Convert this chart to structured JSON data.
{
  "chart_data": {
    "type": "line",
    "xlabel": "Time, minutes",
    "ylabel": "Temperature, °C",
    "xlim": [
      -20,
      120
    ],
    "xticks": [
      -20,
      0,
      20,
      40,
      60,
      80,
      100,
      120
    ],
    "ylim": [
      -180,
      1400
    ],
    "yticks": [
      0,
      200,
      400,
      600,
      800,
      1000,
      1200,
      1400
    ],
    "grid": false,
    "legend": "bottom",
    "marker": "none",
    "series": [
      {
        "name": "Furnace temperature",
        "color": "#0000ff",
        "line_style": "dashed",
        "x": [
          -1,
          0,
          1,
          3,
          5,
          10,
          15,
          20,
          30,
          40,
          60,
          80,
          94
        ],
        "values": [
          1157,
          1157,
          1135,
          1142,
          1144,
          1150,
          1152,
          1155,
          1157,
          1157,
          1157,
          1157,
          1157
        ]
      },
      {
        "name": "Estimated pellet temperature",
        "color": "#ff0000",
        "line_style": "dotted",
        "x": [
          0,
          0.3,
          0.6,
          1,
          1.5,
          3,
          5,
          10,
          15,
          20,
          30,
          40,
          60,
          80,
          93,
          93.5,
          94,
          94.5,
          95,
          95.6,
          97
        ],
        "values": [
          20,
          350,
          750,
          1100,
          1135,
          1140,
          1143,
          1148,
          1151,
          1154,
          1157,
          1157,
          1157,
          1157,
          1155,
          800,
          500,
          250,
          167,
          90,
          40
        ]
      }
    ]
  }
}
□ □ □
_EXERCISE REQUIREMENTS_: Search the lines for the string "name" and copy every line that has it.

_REPLY_:
        "name": "Furnace temperature",
        "name": "Estimated pellet temperature",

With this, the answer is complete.